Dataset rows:
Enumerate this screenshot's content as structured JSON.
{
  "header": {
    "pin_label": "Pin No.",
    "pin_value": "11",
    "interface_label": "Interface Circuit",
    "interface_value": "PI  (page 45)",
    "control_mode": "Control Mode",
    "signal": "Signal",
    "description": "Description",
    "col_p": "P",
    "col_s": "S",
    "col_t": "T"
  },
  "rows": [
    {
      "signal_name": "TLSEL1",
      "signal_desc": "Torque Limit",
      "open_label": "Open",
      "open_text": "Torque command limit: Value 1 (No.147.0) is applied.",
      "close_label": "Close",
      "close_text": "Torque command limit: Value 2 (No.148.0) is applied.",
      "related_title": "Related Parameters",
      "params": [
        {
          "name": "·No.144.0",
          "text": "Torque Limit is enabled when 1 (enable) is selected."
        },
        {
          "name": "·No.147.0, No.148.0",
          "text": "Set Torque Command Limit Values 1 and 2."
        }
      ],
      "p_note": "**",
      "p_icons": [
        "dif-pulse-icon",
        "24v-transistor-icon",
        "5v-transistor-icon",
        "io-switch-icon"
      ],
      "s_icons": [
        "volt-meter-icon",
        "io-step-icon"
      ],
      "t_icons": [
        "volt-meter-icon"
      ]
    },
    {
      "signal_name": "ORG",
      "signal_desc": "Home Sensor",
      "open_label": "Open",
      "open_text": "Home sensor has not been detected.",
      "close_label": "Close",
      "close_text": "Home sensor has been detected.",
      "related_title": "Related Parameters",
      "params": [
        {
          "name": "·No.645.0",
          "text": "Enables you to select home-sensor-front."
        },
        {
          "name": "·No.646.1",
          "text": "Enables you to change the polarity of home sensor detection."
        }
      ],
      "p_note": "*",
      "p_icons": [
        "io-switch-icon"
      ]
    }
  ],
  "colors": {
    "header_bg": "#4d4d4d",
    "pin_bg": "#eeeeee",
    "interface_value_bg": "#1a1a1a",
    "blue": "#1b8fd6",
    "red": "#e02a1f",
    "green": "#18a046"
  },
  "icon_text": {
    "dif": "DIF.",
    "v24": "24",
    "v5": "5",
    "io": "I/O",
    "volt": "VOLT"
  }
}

| Work instructions |
Count the lines of these entries that hold the string "detected", and give only that number.

| Answer in full |
2